>> start
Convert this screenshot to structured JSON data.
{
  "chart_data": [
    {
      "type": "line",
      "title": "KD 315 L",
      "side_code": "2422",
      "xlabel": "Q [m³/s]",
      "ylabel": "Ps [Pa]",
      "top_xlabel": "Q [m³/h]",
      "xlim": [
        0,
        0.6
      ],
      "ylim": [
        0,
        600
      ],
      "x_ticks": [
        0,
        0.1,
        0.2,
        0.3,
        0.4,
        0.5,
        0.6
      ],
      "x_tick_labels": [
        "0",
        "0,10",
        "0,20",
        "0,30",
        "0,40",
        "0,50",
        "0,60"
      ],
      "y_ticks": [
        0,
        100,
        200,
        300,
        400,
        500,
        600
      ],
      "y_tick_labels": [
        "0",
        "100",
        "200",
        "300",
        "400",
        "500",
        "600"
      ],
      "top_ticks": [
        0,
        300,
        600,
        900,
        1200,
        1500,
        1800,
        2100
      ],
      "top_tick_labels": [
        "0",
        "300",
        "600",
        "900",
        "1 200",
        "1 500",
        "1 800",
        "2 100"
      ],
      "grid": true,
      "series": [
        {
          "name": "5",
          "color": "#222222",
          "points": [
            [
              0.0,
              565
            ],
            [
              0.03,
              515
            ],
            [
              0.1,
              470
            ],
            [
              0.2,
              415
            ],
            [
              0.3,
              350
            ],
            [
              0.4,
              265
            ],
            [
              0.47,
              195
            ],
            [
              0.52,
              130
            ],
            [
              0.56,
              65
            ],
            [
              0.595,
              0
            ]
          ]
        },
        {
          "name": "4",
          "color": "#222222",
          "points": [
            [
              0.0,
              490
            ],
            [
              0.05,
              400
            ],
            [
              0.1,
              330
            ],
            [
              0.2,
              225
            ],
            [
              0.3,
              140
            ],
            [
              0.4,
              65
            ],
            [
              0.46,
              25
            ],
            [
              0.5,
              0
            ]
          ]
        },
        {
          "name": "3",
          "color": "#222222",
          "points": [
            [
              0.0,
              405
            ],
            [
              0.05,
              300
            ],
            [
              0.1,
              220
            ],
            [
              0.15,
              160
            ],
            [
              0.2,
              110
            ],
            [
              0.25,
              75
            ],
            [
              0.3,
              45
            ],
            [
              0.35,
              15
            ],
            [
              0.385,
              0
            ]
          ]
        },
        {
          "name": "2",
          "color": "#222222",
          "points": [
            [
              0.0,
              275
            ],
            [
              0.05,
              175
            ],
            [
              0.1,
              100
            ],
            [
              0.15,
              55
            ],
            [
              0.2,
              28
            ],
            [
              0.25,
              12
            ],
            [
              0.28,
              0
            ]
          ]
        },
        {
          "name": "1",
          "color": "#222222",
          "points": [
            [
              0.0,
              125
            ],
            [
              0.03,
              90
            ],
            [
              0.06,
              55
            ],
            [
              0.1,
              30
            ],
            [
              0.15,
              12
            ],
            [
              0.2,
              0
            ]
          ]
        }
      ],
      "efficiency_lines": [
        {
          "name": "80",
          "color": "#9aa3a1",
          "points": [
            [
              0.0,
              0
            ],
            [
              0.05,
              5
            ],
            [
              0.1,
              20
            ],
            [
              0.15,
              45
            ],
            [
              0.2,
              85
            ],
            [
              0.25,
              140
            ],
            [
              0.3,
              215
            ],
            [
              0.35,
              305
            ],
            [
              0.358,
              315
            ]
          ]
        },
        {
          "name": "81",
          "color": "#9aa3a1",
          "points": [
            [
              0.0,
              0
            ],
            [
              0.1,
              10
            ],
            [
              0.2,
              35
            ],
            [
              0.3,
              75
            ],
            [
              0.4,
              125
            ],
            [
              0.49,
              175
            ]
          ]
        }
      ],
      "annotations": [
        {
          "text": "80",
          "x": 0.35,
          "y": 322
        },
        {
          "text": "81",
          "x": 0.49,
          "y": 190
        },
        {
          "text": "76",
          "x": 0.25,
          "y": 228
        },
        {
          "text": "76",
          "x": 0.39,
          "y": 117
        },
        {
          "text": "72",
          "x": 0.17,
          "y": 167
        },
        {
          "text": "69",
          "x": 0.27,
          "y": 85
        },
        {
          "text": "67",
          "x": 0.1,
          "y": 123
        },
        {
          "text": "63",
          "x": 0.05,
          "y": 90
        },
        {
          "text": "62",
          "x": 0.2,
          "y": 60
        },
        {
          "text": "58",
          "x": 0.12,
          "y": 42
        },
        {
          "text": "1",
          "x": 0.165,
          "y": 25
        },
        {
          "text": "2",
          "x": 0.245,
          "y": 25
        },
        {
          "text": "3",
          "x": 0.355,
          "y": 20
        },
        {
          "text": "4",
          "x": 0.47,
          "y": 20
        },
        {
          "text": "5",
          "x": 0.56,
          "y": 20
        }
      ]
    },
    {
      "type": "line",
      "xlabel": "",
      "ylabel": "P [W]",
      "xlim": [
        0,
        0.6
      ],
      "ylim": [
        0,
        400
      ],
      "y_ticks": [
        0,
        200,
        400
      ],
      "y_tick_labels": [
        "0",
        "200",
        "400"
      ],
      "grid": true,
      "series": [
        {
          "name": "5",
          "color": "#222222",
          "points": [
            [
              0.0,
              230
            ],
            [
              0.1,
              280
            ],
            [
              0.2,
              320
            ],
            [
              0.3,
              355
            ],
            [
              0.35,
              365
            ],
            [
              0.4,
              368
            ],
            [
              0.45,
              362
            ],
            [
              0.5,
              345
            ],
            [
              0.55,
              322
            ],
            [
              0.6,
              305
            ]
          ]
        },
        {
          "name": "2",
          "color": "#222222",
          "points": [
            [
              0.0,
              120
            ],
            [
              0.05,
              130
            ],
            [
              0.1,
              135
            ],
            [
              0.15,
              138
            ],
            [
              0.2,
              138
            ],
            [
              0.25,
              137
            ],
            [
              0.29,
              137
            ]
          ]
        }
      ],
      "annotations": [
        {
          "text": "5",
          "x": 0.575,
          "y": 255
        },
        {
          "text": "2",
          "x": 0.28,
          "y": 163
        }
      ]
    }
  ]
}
>> end
Problem to work on | Every line of the records that includes the word "name" should be gathered.

Written reply |
          "name": "5",
          "name": "4",
          "name": "3",
          "name": "2",
          "name": "1",
          "name": "80",
          "name": "81",
          "name": "5",
          "name": "2",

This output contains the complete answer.